Data entries
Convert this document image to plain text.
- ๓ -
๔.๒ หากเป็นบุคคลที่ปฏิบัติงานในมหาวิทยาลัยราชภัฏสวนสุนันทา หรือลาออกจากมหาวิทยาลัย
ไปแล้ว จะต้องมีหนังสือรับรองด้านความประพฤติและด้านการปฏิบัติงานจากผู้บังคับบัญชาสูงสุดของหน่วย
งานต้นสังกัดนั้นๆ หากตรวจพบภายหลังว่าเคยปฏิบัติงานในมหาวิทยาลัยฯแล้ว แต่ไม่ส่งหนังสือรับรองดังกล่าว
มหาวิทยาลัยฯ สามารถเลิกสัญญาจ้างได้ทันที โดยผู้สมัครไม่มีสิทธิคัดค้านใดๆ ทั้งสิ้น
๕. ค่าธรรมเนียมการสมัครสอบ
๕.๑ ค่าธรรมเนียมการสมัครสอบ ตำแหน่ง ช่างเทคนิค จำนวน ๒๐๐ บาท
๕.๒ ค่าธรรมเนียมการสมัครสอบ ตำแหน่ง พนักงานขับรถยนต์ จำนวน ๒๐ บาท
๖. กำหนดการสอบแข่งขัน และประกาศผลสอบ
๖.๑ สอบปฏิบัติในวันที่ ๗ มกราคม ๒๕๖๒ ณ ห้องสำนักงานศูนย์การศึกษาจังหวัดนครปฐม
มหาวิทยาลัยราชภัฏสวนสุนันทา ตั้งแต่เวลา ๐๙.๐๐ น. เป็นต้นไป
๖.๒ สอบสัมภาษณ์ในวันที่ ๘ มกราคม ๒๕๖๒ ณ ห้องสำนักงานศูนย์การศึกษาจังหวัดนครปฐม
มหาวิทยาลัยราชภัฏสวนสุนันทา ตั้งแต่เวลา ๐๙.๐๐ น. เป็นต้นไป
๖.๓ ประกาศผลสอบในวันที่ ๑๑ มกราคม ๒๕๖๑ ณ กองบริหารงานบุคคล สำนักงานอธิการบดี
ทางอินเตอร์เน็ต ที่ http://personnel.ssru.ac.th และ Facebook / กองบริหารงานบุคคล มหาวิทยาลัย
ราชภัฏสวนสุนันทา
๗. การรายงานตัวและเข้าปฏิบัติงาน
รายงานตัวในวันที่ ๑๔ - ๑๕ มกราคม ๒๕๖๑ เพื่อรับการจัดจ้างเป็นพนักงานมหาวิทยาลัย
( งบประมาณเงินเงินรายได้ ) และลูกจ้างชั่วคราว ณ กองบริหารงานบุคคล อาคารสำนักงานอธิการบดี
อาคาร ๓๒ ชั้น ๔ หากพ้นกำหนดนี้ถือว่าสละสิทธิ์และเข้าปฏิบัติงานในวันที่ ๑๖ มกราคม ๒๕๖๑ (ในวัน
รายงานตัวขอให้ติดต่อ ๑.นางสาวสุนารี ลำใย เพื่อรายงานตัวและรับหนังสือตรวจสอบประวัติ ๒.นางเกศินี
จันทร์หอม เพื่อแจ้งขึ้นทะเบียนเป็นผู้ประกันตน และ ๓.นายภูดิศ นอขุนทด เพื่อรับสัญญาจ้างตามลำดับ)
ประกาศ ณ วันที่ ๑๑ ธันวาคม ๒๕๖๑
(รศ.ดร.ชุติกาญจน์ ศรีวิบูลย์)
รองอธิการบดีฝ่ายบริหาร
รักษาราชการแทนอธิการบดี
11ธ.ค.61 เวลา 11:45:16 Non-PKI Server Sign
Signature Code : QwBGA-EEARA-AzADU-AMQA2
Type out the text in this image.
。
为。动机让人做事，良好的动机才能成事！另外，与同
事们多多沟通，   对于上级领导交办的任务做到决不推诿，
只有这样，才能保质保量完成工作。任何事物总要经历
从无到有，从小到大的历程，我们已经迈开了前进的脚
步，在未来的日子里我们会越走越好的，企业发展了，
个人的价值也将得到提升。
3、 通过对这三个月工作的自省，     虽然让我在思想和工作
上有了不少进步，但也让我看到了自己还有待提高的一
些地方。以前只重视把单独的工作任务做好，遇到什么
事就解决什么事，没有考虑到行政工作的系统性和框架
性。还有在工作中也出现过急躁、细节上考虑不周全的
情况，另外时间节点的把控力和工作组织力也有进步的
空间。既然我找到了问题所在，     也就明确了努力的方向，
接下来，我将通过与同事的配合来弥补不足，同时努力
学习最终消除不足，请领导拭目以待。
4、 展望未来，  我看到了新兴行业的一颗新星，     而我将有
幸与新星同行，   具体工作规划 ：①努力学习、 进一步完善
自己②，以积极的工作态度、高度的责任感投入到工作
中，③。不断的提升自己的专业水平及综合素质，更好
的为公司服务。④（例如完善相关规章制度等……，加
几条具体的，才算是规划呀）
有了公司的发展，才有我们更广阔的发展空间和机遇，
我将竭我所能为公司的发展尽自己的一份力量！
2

### Stated goal:
Extract all the material, leaving every line as it is.

### Worked answer:
Convert this document image to plain text.
- ๓ -
๔.๒ หากเป็นบุคคลที่ปฏิบัติงานในมหาวิทยาลัยราชภัฏสวนสุนันทา หรือลาออกจากมหาวิทยาลัย
ไปแล้ว จะต้องมีหนังสือรับรองด้านความประพฤติและด้านการปฏิบัติงานจากผู้บังคับบัญชาสูงสุดของหน่วย
งานต้นสังกัดนั้นๆ หากตรวจพบภายหลังว่าเคยปฏิบัติงานในมหาวิทยาลัยฯแล้ว แต่ไม่ส่งหนังสือรับรองดังกล่าว
มหาวิทยาลัยฯ สามารถเลิกสัญญาจ้างได้ทันที โดยผู้สมัครไม่มีสิทธิคัดค้านใดๆ ทั้งสิ้น
๕. ค่าธรรมเนียมการสมัครสอบ
๕.๑ ค่าธรรมเนียมการสมัครสอบ ตำแหน่ง ช่างเทคนิค จำนวน ๒๐๐ บาท
๕.๒ ค่าธรรมเนียมการสมัครสอบ ตำแหน่ง พนักงานขับรถยนต์ จำนวน ๒๐ บาท
๖. กำหนดการสอบแข่งขัน และประกาศผลสอบ
๖.๑ สอบปฏิบัติในวันที่ ๗ มกราคม ๒๕๖๒ ณ ห้องสำนักงานศูนย์การศึกษาจังหวัดนครปฐม
มหาวิทยาลัยราชภัฏสวนสุนันทา ตั้งแต่เวลา ๐๙.๐๐ น. เป็นต้นไป
๖.๒ สอบสัมภาษณ์ในวันที่ ๘ มกราคม ๒๕๖๒ ณ ห้องสำนักงานศูนย์การศึกษาจังหวัดนครปฐม
มหาวิทยาลัยราชภัฏสวนสุนันทา ตั้งแต่เวลา ๐๙.๐๐ น. เป็นต้นไป
๖.๓ ประกาศผลสอบในวันที่ ๑๑ มกราคม ๒๕๖๑ ณ กองบริหารงานบุคคล สำนักงานอธิการบดี
ทางอินเตอร์เน็ต ที่ http://personnel.ssru.ac.th และ Facebook / กองบริหารงานบุคคล มหาวิทยาลัย
ราชภัฏสวนสุนันทา
๗. การรายงานตัวและเข้าปฏิบัติงาน
รายงานตัวในวันที่ ๑๔ - ๑๕ มกราคม ๒๕๖๑ เพื่อรับการจัดจ้างเป็นพนักงานมหาวิทยาลัย
( งบประมาณเงินเงินรายได้ ) และลูกจ้างชั่วคราว ณ กองบริหารงานบุคคล อาคารสำนักงานอธิการบดี
อาคาร ๓๒ ชั้น ๔ หากพ้นกำหนดนี้ถือว่าสละสิทธิ์และเข้าปฏิบัติงานในวันที่ ๑๖ มกราคม ๒๕๖๑ (ในวัน
รายงานตัวขอให้ติดต่อ ๑.นางสาวสุนารี ลำใย เพื่อรายงานตัวและรับหนังสือตรวจสอบประวัติ ๒.นางเกศินี
จันทร์หอม เพื่อแจ้งขึ้นทะเบียนเป็นผู้ประกันตน และ ๓.นายภูดิศ นอขุนทด เพื่อรับสัญญาจ้างตามลำดับ)
ประกาศ ณ วันที่ ๑๑ ธันวาคม ๒๕๖๑
(รศ.ดร.ชุติกาญจน์ ศรีวิบูลย์)
รองอธิการบดีฝ่ายบริหาร
รักษาราชการแทนอธิการบดี
11ธ.ค.61 เวลา 11:45:16 Non-PKI Server Sign
Signature Code : QwBGA-EEARA-AzADU-AMQA2
Type out the text in this image.
。
为。动机让人做事，良好的动机才能成事！另外，与同
事们多多沟通，   对于上级领导交办的任务做到决不推诿，
只有这样，才能保质保量完成工作。任何事物总要经历
从无到有，从小到大的历程，我们已经迈开了前进的脚
步，在未来的日子里我们会越走越好的，企业发展了，
个人的价值也将得到提升。
3、 通过对这三个月工作的自省，     虽然让我在思想和工作
上有了不少进步，但也让我看到了自己还有待提高的一
些地方。以前只重视把单独的工作任务做好，遇到什么
事就解决什么事，没有考虑到行政工作的系统性和框架
性。还有在工作中也出现过急躁、细节上考虑不周全的
情况，另外时间节点的把控力和工作组织力也有进步的
空间。既然我找到了问题所在，     也就明确了努力的方向，
接下来，我将通过与同事的配合来弥补不足，同时努力
学习最终消除不足，请领导拭目以待。
4、 展望未来，  我看到了新兴行业的一颗新星，     而我将有
幸与新星同行，   具体工作规划 ：①努力学习、 进一步完善
自己②，以积极的工作态度、高度的责任感投入到工作
中，③。不断的提升自己的专业水平及综合素质，更好
的为公司服务。④（例如完善相关规章制度等……，加
几条具体的，才算是规划呀）
有了公司的发展，才有我们更广阔的发展空间和机遇，
我将竭我所能为公司的发展尽自己的一份力量！
2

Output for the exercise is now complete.